-- Begin Exercise inputs --
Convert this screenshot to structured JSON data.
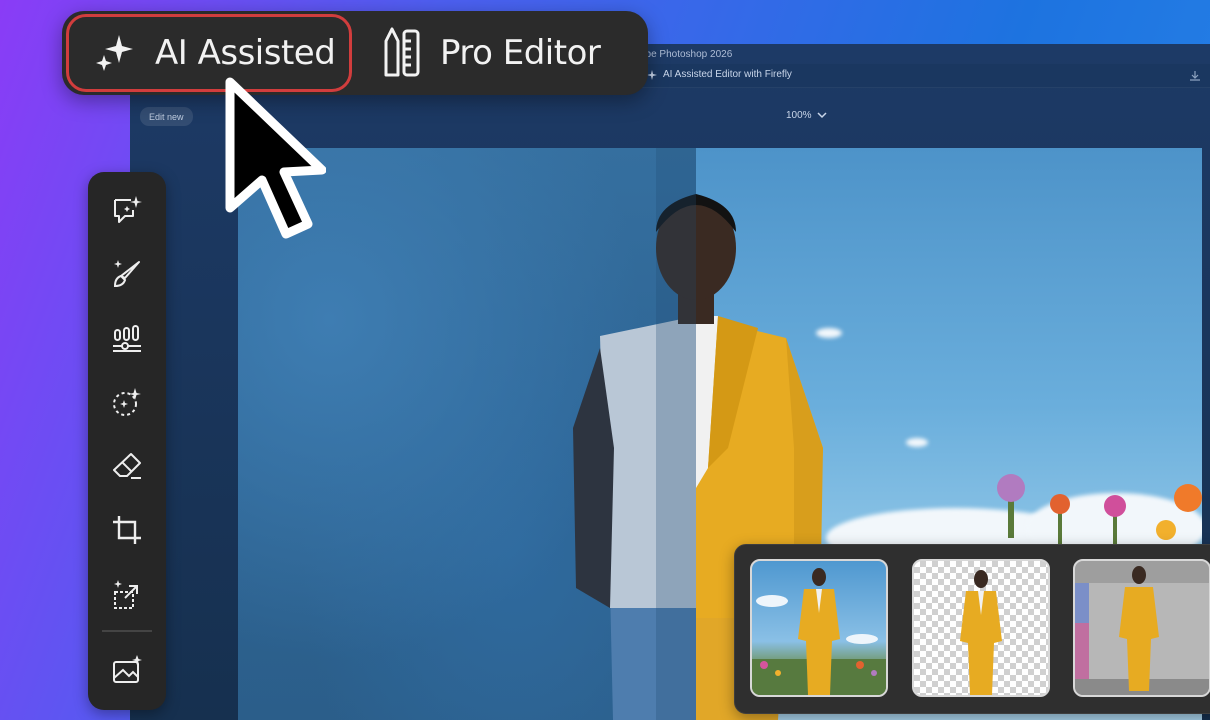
{
  "window": {
    "app_title": "Adobe Photoshop 2026",
    "document_title": "AI Assisted Editor with Firefly"
  },
  "toolbar": {
    "edit_new_label": "Edit new",
    "zoom_value": "100%"
  },
  "mode_switch": {
    "ai_label": "AI Assisted",
    "pro_label": "Pro Editor",
    "selected": "AI Assisted",
    "selected_outline_color": "#d13d3d"
  },
  "tool_rail": {
    "tools": [
      "generative-chat-icon",
      "brush-sparkle-icon",
      "adjustments-icon",
      "selection-sparkle-icon",
      "eraser-icon",
      "crop-icon",
      "expand-sparkle-icon",
      "image-generate-icon"
    ]
  },
  "variations": {
    "items": [
      "yellow suit in flower field",
      "yellow suit on transparent background",
      "yellow suit in concrete room"
    ]
  },
  "colors": {
    "accent_purple": "#8a3cf6",
    "accent_blue": "#1d73e0",
    "panel_dark": "#2b2b2b"
  }
}
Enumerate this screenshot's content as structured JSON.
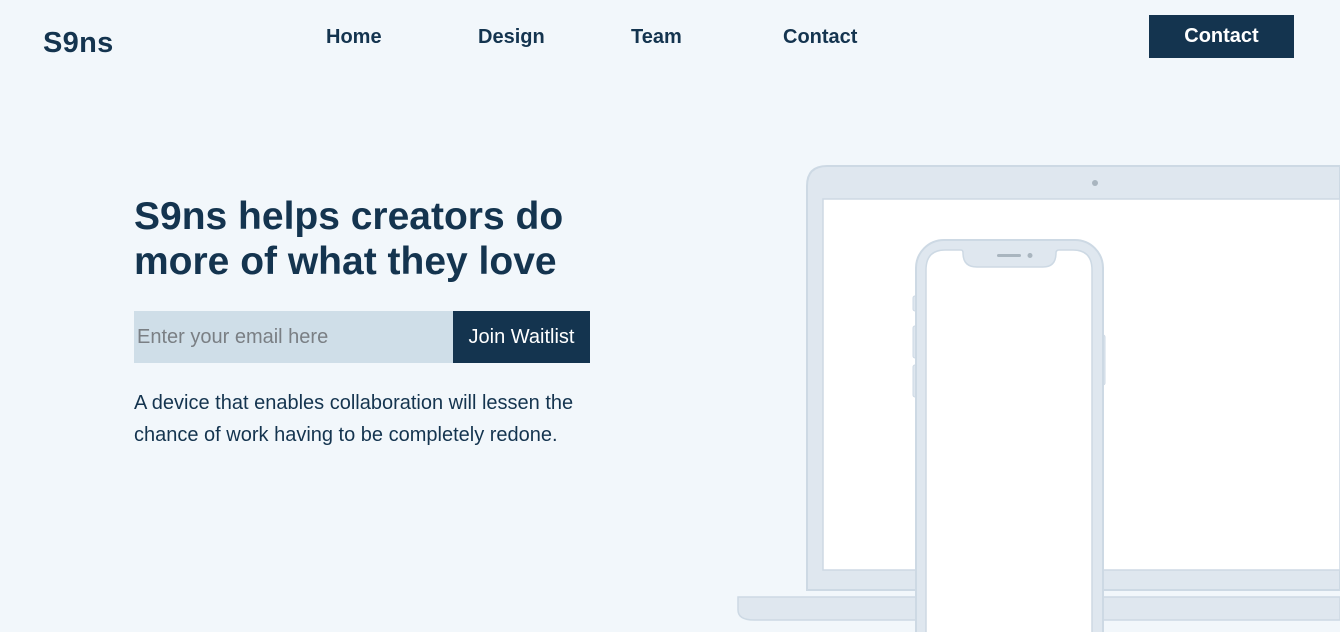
{
  "brand": {
    "logo": "S9ns"
  },
  "nav": {
    "items": [
      {
        "label": "Home"
      },
      {
        "label": "Design"
      },
      {
        "label": "Team"
      },
      {
        "label": "Contact"
      }
    ],
    "cta_label": "Contact"
  },
  "hero": {
    "title": "S9ns helps creators do more of what they love",
    "email_placeholder": "Enter your email here",
    "email_value": "",
    "join_label": "Join Waitlist",
    "description": "A device that enables collaboration will lessen the chance of work having to be completely redone."
  },
  "colors": {
    "page_background": "#f2f7fb",
    "primary": "#14344f",
    "input_background": "#cfdee8",
    "device_frame": "#dfe7ef"
  },
  "illustration": {
    "icons": [
      "laptop-icon",
      "phone-icon"
    ]
  }
}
-- End Exercise inputs --
What to work on:
Using the records above, extract exactly and only the lines from the one with "Enumerate this screenshot's" through the final line, inclusive, leaving out pictures.

Answer in full:
Enumerate this screenshot's content as structured JSON.
{
  "brand": {
    "logo": "S9ns"
  },
  "nav": {
    "items": [
      {
        "label": "Home"
      },
      {
        "label": "Design"
      },
      {
        "label": "Team"
      },
      {
        "label": "Contact"
      }
    ],
    "cta_label": "Contact"
  },
  "hero": {
    "title": "S9ns helps creators do more of what they love",
    "email_placeholder": "Enter your email here",
    "email_value": "",
    "join_label": "Join Waitlist",
    "description": "A device that enables collaboration will lessen the chance of work having to be completely redone."
  },
  "colors": {
    "page_background": "#f2f7fb",
    "primary": "#14344f",
    "input_background": "#cfdee8",
    "device_frame": "#dfe7ef"
  },
  "illustration": {
    "icons": [
      "laptop-icon",
      "phone-icon"
    ]
  }
}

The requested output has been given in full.